*Kutipan Sumber:*

Kurangnya penegasan dalam KUHP mengenai kasus ini mengingat KUHP merupakan warisan Belanda dimana belum mengenal elektronik sedangkan dalam UU ITE sebatas mengatur transaksi elektronik saja, padahal investasi robot
trading dalam melakukan transaksi bisa juga secara offline.

Sejatinya belum ada peraturan secara eksplisit mengenai kejahatan investasi dengan menggunakan robot trading sebab
perihal di atas maka dapat dikatakan bahwa masih rentannya terjadi kesalahan dalam
penyelenggaraannya karena belum diaturnya peraturan mengenai investasi berbasis teknologi secara khusus.

Permasalahan lain muncul sebab kerugian yang dialami para korban kejahatan investasi ilegal berkedok robot trading begitu besar. Selain memberikan efek jera pada pelaku kejahatan investasi ilegal berkedok robot trading diperlukan pula pengembalian hak bagi para
korban. Sebab kerugian yang dialami begitu besar mengingat turut berdampak bagi bangsa dan negara.

Dikatakan merugikan bangsa dan negara karena sejatinya tindak kejahatan
tersebut sudah masuk ranah kepentingan umum.

*Entri yang Disediakan:*
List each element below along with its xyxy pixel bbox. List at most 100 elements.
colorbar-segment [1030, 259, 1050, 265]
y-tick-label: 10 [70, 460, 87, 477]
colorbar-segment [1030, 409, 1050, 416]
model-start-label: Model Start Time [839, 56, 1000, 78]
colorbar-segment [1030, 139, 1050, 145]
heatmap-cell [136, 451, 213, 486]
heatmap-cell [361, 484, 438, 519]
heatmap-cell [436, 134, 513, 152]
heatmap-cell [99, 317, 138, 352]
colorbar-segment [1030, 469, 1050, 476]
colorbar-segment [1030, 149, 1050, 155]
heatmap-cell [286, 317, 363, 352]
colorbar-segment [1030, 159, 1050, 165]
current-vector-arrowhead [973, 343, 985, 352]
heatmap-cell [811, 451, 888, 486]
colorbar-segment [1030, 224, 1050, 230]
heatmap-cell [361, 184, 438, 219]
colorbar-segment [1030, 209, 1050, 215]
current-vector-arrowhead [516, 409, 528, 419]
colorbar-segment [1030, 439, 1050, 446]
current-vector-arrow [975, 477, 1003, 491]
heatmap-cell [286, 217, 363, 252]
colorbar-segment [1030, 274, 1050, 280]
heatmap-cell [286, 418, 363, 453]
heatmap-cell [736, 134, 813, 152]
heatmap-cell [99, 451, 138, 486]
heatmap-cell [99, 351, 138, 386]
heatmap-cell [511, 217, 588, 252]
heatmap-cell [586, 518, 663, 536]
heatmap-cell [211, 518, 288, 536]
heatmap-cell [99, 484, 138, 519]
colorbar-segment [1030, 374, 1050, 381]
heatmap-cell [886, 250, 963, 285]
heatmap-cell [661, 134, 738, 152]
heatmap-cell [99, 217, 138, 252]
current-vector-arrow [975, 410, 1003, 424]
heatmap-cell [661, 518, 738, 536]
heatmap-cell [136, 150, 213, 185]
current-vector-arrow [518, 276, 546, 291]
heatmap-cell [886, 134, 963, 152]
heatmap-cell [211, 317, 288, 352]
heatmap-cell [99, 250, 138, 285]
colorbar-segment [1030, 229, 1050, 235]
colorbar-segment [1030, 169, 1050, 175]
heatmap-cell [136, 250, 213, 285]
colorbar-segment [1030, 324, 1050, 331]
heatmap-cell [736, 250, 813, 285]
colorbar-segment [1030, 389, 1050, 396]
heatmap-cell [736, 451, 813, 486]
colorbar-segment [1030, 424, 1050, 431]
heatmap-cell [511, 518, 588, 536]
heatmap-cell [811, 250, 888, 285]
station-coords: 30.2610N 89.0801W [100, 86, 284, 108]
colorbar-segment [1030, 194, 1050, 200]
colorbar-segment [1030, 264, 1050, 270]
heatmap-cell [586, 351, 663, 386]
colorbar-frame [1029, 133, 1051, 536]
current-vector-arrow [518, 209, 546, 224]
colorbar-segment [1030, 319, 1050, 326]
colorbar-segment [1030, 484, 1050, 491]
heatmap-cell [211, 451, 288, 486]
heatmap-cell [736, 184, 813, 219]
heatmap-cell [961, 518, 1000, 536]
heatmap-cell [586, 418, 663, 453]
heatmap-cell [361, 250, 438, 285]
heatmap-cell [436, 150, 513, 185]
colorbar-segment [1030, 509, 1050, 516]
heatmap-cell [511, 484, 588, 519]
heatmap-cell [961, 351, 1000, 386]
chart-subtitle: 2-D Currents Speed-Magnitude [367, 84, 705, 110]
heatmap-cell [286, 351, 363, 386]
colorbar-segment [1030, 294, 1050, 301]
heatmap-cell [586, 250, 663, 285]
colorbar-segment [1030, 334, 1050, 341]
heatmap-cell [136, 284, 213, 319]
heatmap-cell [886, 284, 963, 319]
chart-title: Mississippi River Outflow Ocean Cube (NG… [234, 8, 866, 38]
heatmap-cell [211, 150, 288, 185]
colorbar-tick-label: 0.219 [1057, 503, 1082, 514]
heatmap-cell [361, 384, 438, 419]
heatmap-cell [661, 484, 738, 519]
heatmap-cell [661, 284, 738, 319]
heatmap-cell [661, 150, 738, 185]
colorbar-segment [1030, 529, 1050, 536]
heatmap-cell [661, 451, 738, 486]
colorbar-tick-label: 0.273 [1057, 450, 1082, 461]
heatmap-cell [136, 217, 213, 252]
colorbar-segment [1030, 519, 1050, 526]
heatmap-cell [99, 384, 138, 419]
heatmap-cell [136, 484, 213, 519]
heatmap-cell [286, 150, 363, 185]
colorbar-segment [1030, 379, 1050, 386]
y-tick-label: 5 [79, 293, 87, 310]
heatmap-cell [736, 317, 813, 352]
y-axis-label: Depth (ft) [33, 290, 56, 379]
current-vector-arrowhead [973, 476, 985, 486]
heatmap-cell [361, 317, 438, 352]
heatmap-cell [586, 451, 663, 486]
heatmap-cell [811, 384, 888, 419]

*Tujuan Tugas 1:* Tuliskan ulang kata demi kata seluruh kutipan sumber tentang kejahatan investasi berkedok robot trading.
*Tujuan Tugas 2:* Tolong kutip persis bagian daftar yang dibuka dengan baris pertama daftar dan ditutup dengan baris yang memuat "heatmap-cell [136, 150, 213, 185]", termasuk kedua baris batas itu.

*Penyelesaian Tugas 1:*
Kurangnya penegasan dalam KUHP mengenai kasus ini mengingat KUHP merupakan warisan Belanda dimana belum mengenal elektronik sedangkan dalam UU ITE sebatas mengatur transaksi elektronik saja, padahal investasi robot
trading dalam melakukan transaksi bisa juga secara offline.

Sejatinya belum ada peraturan secara eksplisit mengenai kejahatan investasi dengan menggunakan robot trading sebab
perihal di atas maka dapat dikatakan bahwa masih rentannya terjadi kesalahan dalam
penyelenggaraannya karena belum diaturnya peraturan mengenai investasi berbasis teknologi secara khusus.

Permasalahan lain muncul sebab kerugian yang dialami para korban kejahatan investasi ilegal berkedok robot trading begitu besar. Selain memberikan efek jera pada pelaku kejahatan investasi ilegal berkedok robot trading diperlukan pula pengembalian hak bagi para
korban. Sebab kerugian yang dialami begitu besar mengingat turut berdampak bagi bangsa dan negara.

Dikatakan merugikan bangsa dan negara karena sejatinya tindak kejahatan
tersebut sudah masuk ranah kepentingan umum.

*Penyelesaian Tugas 2:*
List each element below along with its xyxy pixel bbox. List at most 100 elements.
colorbar-segment [1030, 259, 1050, 265]
y-tick-label: 10 [70, 460, 87, 477]
colorbar-segment [1030, 409, 1050, 416]
model-start-label: Model Start Time [839, 56, 1000, 78]
colorbar-segment [1030, 139, 1050, 145]
heatmap-cell [136, 451, 213, 486]
heatmap-cell [361, 484, 438, 519]
heatmap-cell [436, 134, 513, 152]
heatmap-cell [99, 317, 138, 352]
colorbar-segment [1030, 469, 1050, 476]
colorbar-segment [1030, 149, 1050, 155]
heatmap-cell [286, 317, 363, 352]
colorbar-segment [1030, 159, 1050, 165]
current-vector-arrowhead [973, 343, 985, 352]
heatmap-cell [811, 451, 888, 486]
colorbar-segment [1030, 224, 1050, 230]
heatmap-cell [361, 184, 438, 219]
colorbar-segment [1030, 209, 1050, 215]
current-vector-arrowhead [516, 409, 528, 419]
colorbar-segment [1030, 439, 1050, 446]
current-vector-arrow [975, 477, 1003, 491]
heatmap-cell [286, 217, 363, 252]
colorbar-segment [1030, 274, 1050, 280]
heatmap-cell [286, 418, 363, 453]
heatmap-cell [736, 134, 813, 152]
heatmap-cell [99, 451, 138, 486]
heatmap-cell [99, 351, 138, 386]
heatmap-cell [511, 217, 588, 252]
heatmap-cell [586, 518, 663, 536]
heatmap-cell [211, 518, 288, 536]
heatmap-cell [99, 484, 138, 519]
colorbar-segment [1030, 374, 1050, 381]
heatmap-cell [886, 250, 963, 285]
heatmap-cell [661, 134, 738, 152]
heatmap-cell [99, 217, 138, 252]
current-vector-arrow [975, 410, 1003, 424]
heatmap-cell [661, 518, 738, 536]
heatmap-cell [136, 150, 213, 185]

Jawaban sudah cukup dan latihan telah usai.